_Problem statement_
Images excluded, repeat each entry below exactly.

Figure dataset records
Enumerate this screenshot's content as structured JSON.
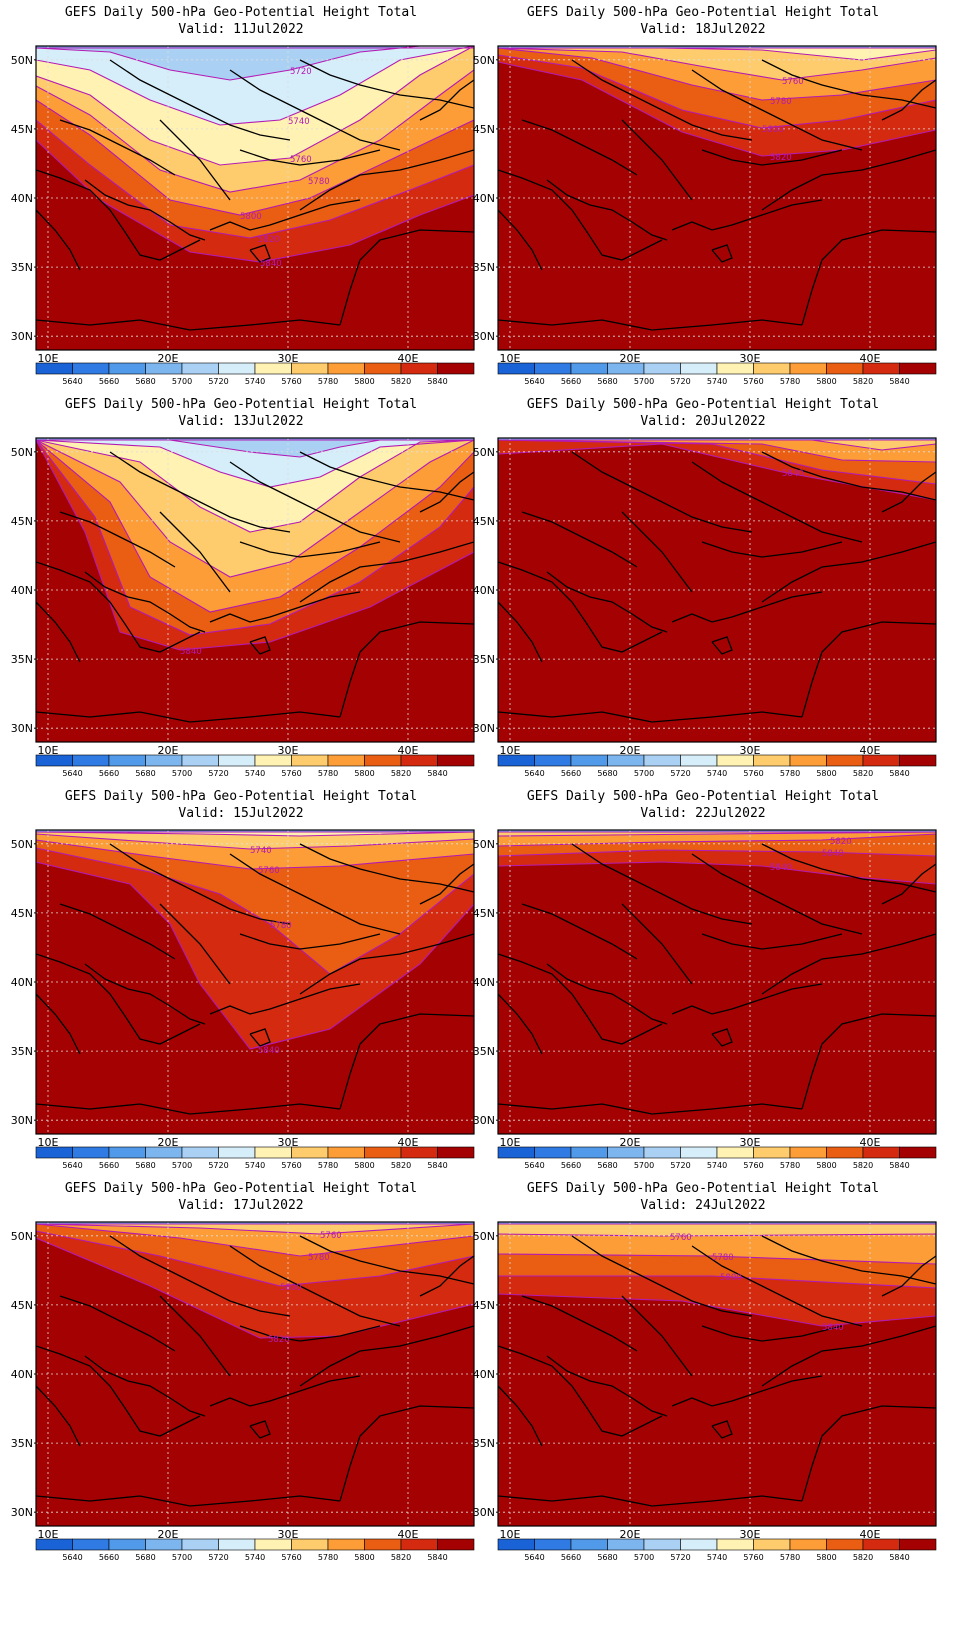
{
  "panels": [
    {
      "title": "GEFS Daily 500-hPa Geo-Potential Height Total",
      "valid": "Valid: 11Jul2022",
      "col": 0,
      "row": 0,
      "contour_labels": [
        "5720",
        "5740",
        "5760",
        "5780",
        "5800",
        "5820",
        "5840"
      ]
    },
    {
      "title": "GEFS Daily 500-hPa Geo-Potential Height Total",
      "valid": "Valid: 18Jul2022",
      "col": 1,
      "row": 0,
      "contour_labels": [
        "5760",
        "5780",
        "5800",
        "5820"
      ]
    },
    {
      "title": "GEFS Daily 500-hPa Geo-Potential Height Total",
      "valid": "Valid: 13Jul2022",
      "col": 0,
      "row": 1,
      "contour_labels": [
        "5840"
      ]
    },
    {
      "title": "GEFS Daily 500-hPa Geo-Potential Height Total",
      "valid": "Valid: 20Jul2022",
      "col": 1,
      "row": 1,
      "contour_labels": [
        "5840"
      ]
    },
    {
      "title": "GEFS Daily 500-hPa Geo-Potential Height Total",
      "valid": "Valid: 15Jul2022",
      "col": 0,
      "row": 2,
      "contour_labels": [
        "5740",
        "5760",
        "5780",
        "5840"
      ]
    },
    {
      "title": "GEFS Daily 500-hPa Geo-Potential Height Total",
      "valid": "Valid: 22Jul2022",
      "col": 1,
      "row": 2,
      "contour_labels": [
        "5800",
        "5820",
        "5840",
        "5840"
      ]
    },
    {
      "title": "GEFS Daily 500-hPa Geo-Potential Height Total",
      "valid": "Valid: 17Jul2022",
      "col": 0,
      "row": 3,
      "contour_labels": [
        "5760",
        "5780",
        "5800",
        "5820"
      ]
    },
    {
      "title": "GEFS Daily 500-hPa Geo-Potential Height Total",
      "valid": "Valid: 24Jul2022",
      "col": 1,
      "row": 3,
      "contour_labels": [
        "5740",
        "5760",
        "5780",
        "5800",
        "5840"
      ]
    }
  ],
  "axes": {
    "lat_labels": [
      "50N",
      "45N",
      "40N",
      "35N",
      "30N"
    ],
    "lon_labels": [
      "10E",
      "20E",
      "30E",
      "40E"
    ]
  },
  "colorbar": {
    "labels": [
      "5640",
      "5660",
      "5680",
      "5700",
      "5720",
      "5740",
      "5760",
      "5780",
      "5800",
      "5820",
      "5840"
    ],
    "colors": [
      "#1a63d6",
      "#2f7ae3",
      "#509ae9",
      "#7db6ef",
      "#aad1f4",
      "#d6eef9",
      "#fff2b3",
      "#fecc6d",
      "#fd9d37",
      "#e95e12",
      "#d42a10",
      "#a40202"
    ]
  },
  "colors": {
    "contour": "#b41ab4",
    "coast": "#000000",
    "grid": "#dddddd"
  }
}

_Answer for the task_
Enumerate this screenshot's content as structured JSON.
{
  "panels": [
    {
      "title": "GEFS Daily 500-hPa Geo-Potential Height Total",
      "valid": "Valid: 11Jul2022",
      "col": 0,
      "row": 0,
      "contour_labels": [
        "5720",
        "5740",
        "5760",
        "5780",
        "5800",
        "5820",
        "5840"
      ]
    },
    {
      "title": "GEFS Daily 500-hPa Geo-Potential Height Total",
      "valid": "Valid: 18Jul2022",
      "col": 1,
      "row": 0,
      "contour_labels": [
        "5760",
        "5780",
        "5800",
        "5820"
      ]
    },
    {
      "title": "GEFS Daily 500-hPa Geo-Potential Height Total",
      "valid": "Valid: 13Jul2022",
      "col": 0,
      "row": 1,
      "contour_labels": [
        "5840"
      ]
    },
    {
      "title": "GEFS Daily 500-hPa Geo-Potential Height Total",
      "valid": "Valid: 20Jul2022",
      "col": 1,
      "row": 1,
      "contour_labels": [
        "5840"
      ]
    },
    {
      "title": "GEFS Daily 500-hPa Geo-Potential Height Total",
      "valid": "Valid: 15Jul2022",
      "col": 0,
      "row": 2,
      "contour_labels": [
        "5740",
        "5760",
        "5780",
        "5840"
      ]
    },
    {
      "title": "GEFS Daily 500-hPa Geo-Potential Height Total",
      "valid": "Valid: 22Jul2022",
      "col": 1,
      "row": 2,
      "contour_labels": [
        "5800",
        "5820",
        "5840",
        "5840"
      ]
    },
    {
      "title": "GEFS Daily 500-hPa Geo-Potential Height Total",
      "valid": "Valid: 17Jul2022",
      "col": 0,
      "row": 3,
      "contour_labels": [
        "5760",
        "5780",
        "5800",
        "5820"
      ]
    },
    {
      "title": "GEFS Daily 500-hPa Geo-Potential Height Total",
      "valid": "Valid: 24Jul2022",
      "col": 1,
      "row": 3,
      "contour_labels": [
        "5740",
        "5760",
        "5780",
        "5800",
        "5840"
      ]
    }
  ],
  "axes": {
    "lat_labels": [
      "50N",
      "45N",
      "40N",
      "35N",
      "30N"
    ],
    "lon_labels": [
      "10E",
      "20E",
      "30E",
      "40E"
    ]
  },
  "colorbar": {
    "labels": [
      "5640",
      "5660",
      "5680",
      "5700",
      "5720",
      "5740",
      "5760",
      "5780",
      "5800",
      "5820",
      "5840"
    ],
    "colors": [
      "#1a63d6",
      "#2f7ae3",
      "#509ae9",
      "#7db6ef",
      "#aad1f4",
      "#d6eef9",
      "#fff2b3",
      "#fecc6d",
      "#fd9d37",
      "#e95e12",
      "#d42a10",
      "#a40202"
    ]
  },
  "colors": {
    "contour": "#b41ab4",
    "coast": "#000000",
    "grid": "#dddddd"
  }
}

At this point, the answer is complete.